What you are asked to do:
Determine how many lines of the data below contain "Kinh", then give only that number.

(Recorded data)
[start]

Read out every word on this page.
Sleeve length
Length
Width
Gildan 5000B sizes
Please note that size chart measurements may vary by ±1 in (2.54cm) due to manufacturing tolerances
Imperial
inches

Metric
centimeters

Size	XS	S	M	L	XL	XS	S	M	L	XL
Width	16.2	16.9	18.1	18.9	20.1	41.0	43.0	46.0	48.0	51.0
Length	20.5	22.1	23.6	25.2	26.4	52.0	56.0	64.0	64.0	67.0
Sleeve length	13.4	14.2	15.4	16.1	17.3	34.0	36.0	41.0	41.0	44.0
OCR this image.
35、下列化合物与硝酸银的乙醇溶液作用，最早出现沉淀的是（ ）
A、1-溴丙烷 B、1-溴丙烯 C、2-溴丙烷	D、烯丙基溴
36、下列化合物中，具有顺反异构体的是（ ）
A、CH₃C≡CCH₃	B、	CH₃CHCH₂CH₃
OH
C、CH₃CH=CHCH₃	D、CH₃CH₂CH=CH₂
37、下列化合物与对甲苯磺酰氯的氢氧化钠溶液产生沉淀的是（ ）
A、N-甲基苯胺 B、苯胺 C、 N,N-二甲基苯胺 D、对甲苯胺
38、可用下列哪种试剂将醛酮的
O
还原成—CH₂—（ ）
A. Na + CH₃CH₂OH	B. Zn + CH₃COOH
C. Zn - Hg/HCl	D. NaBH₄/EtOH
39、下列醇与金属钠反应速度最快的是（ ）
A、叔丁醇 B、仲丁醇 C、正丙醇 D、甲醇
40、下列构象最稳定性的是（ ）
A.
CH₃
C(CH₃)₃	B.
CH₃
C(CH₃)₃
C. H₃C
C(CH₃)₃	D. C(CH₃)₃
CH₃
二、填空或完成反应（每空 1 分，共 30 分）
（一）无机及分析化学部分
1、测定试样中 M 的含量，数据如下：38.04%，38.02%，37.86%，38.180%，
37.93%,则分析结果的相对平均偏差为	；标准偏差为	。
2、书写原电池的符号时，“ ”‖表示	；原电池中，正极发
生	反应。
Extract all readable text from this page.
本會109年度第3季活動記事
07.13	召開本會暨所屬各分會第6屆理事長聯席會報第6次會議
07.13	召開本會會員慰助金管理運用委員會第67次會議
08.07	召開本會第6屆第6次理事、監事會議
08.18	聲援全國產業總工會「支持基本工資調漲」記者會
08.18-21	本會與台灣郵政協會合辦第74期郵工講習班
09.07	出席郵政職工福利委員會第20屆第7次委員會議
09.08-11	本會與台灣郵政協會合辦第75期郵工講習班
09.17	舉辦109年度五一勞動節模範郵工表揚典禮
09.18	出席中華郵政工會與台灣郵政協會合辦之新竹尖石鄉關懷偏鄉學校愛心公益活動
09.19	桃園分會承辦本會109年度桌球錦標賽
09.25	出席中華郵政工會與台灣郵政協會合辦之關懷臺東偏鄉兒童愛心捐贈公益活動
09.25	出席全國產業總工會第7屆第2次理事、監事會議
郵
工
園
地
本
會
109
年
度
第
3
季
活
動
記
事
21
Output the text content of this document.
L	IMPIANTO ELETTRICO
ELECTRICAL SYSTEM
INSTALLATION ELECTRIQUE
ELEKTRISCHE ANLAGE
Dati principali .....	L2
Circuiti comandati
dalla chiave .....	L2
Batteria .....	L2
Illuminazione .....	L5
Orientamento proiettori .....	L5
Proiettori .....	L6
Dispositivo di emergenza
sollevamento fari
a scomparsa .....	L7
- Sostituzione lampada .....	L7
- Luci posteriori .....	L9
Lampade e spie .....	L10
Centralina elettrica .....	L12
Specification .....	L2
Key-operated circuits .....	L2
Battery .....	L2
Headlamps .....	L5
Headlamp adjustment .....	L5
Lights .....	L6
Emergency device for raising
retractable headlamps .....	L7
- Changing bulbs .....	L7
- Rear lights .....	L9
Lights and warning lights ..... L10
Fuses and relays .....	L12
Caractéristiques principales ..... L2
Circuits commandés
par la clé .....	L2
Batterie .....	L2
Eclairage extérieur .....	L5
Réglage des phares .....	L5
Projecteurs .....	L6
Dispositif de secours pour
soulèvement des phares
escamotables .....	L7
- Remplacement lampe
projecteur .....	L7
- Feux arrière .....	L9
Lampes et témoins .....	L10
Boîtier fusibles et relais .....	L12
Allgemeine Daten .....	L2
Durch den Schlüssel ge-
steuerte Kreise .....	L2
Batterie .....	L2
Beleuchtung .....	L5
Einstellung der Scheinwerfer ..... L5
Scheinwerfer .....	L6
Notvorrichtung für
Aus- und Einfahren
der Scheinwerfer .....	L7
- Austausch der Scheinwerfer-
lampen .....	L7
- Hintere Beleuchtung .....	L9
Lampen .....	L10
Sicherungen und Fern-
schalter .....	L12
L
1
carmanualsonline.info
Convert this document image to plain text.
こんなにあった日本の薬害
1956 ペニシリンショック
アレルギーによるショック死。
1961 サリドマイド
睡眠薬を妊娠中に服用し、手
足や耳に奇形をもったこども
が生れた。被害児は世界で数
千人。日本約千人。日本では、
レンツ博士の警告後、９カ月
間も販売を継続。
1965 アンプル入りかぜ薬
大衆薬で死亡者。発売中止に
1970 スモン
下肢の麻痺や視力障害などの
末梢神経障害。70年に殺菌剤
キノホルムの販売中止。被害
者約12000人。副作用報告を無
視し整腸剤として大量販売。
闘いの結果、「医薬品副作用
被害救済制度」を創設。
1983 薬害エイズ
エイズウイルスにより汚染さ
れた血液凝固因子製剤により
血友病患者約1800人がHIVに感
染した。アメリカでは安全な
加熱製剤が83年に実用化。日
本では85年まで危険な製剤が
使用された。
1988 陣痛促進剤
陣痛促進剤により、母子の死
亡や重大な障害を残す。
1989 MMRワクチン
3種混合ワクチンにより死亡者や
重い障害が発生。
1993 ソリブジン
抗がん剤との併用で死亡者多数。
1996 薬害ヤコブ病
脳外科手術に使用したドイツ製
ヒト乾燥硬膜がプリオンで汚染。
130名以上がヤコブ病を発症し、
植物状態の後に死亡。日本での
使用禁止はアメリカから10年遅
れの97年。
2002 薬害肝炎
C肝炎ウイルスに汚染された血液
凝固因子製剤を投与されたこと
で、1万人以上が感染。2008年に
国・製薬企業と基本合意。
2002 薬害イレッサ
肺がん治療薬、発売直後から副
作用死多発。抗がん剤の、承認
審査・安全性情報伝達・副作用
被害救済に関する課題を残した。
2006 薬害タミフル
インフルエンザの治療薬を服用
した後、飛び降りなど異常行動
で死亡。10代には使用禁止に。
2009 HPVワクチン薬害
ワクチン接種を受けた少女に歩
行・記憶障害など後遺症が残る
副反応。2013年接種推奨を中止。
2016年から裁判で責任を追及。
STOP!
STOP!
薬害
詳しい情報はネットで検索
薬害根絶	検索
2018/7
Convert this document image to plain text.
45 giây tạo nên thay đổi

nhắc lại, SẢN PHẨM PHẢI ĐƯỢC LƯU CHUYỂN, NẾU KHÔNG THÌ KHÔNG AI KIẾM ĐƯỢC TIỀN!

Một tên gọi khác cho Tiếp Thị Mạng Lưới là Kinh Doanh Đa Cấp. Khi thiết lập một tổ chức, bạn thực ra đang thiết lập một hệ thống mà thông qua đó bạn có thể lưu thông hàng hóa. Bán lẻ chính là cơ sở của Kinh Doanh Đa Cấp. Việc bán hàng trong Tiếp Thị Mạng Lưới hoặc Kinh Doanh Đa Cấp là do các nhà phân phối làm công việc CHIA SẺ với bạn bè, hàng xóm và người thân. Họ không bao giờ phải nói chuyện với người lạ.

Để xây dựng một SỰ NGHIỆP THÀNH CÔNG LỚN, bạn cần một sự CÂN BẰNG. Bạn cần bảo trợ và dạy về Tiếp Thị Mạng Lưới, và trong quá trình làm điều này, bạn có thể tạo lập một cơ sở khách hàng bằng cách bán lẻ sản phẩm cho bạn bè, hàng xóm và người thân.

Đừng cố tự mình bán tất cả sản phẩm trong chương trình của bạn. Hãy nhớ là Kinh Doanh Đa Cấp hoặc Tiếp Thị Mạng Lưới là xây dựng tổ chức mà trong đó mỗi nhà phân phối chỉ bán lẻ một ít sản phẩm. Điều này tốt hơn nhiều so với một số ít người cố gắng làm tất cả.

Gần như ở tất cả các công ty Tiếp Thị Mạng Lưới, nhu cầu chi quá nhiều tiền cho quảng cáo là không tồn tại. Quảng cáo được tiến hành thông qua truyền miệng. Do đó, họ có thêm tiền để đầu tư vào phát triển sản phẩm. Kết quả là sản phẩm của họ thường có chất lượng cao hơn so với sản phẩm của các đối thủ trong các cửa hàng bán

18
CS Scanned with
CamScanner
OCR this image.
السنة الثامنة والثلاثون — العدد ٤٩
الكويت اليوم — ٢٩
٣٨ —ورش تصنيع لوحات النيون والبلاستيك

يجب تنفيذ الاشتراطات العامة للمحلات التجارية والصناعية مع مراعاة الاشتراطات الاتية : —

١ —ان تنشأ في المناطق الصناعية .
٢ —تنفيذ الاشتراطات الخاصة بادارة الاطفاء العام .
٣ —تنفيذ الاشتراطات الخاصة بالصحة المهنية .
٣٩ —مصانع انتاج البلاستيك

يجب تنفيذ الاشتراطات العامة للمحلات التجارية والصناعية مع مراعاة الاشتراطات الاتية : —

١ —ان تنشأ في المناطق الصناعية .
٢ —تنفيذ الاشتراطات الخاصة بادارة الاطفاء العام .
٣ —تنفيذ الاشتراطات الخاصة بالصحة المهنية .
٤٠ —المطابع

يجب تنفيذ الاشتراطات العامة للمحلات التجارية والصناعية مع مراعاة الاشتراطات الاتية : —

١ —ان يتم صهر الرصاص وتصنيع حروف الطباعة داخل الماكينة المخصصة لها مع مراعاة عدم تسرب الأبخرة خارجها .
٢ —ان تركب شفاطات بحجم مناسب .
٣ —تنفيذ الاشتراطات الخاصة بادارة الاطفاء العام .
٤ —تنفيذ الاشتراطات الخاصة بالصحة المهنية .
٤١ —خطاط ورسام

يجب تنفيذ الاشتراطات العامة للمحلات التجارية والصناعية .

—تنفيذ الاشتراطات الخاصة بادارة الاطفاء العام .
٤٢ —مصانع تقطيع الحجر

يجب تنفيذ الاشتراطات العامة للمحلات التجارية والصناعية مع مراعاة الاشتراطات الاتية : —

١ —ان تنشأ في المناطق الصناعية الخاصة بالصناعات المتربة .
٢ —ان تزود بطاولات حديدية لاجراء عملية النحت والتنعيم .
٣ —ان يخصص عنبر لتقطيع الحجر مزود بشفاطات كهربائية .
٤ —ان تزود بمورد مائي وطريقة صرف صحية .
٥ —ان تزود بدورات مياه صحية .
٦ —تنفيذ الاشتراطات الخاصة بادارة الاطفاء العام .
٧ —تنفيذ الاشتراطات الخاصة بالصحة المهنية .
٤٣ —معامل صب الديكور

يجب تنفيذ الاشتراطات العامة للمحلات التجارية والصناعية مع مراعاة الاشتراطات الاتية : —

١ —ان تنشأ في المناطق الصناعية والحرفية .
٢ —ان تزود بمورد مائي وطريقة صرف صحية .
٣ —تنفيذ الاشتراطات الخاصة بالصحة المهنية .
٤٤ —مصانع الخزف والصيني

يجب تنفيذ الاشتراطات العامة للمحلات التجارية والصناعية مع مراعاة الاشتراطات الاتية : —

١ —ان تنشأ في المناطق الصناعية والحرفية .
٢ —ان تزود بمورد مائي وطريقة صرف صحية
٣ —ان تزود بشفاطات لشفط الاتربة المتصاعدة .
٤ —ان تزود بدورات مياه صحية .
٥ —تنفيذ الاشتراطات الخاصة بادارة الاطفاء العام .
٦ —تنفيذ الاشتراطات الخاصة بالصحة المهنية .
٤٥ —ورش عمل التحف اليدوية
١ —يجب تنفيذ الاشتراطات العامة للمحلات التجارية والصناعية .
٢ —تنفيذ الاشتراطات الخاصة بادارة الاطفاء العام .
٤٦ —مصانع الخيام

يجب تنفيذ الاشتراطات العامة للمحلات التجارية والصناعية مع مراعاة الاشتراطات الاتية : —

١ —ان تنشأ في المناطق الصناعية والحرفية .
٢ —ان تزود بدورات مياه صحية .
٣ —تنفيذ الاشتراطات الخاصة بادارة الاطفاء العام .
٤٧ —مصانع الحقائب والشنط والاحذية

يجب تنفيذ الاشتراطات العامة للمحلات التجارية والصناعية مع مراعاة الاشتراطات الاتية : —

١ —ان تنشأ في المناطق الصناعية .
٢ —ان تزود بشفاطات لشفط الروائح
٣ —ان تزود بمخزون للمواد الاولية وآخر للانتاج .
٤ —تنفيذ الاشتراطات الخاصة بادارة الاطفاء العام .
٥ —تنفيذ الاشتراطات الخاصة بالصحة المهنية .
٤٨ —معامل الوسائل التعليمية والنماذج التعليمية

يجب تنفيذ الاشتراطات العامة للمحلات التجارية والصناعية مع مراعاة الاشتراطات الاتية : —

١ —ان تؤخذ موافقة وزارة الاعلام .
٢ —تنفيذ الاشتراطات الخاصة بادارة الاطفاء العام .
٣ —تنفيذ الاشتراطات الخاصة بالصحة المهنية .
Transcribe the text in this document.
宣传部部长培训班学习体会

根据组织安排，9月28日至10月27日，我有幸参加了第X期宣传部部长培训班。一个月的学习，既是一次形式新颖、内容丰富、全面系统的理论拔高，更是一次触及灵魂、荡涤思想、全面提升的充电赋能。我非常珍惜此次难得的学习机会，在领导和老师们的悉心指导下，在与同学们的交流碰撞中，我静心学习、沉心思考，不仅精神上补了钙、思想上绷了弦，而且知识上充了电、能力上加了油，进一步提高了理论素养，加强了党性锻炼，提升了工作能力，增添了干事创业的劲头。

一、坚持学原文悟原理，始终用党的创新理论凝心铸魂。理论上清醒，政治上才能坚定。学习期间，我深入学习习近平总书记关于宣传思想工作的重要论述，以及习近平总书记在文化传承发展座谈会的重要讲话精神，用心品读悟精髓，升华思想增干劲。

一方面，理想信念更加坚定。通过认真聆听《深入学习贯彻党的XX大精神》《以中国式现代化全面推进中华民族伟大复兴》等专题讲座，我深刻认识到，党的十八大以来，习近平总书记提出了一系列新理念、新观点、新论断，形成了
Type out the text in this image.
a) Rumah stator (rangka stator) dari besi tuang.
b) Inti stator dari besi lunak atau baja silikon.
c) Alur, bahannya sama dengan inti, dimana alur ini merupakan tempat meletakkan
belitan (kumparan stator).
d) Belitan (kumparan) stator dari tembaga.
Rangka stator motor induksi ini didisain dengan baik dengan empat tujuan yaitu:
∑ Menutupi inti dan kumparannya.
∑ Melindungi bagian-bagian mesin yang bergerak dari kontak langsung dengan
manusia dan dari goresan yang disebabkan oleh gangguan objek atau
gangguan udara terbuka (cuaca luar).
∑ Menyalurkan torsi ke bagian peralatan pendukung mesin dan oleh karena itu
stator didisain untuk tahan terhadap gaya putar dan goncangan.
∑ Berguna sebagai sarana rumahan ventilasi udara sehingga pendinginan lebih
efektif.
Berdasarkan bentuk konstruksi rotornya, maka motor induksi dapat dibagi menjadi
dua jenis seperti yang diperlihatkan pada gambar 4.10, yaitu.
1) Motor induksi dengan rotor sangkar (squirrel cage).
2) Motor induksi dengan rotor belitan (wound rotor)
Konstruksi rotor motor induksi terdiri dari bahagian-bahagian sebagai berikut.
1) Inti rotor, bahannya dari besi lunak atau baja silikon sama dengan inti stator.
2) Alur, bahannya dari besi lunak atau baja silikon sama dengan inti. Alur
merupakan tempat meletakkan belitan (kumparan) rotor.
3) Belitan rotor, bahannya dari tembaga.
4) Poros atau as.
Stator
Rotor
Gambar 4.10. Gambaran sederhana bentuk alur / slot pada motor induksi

[end]

Result of this exercise:
2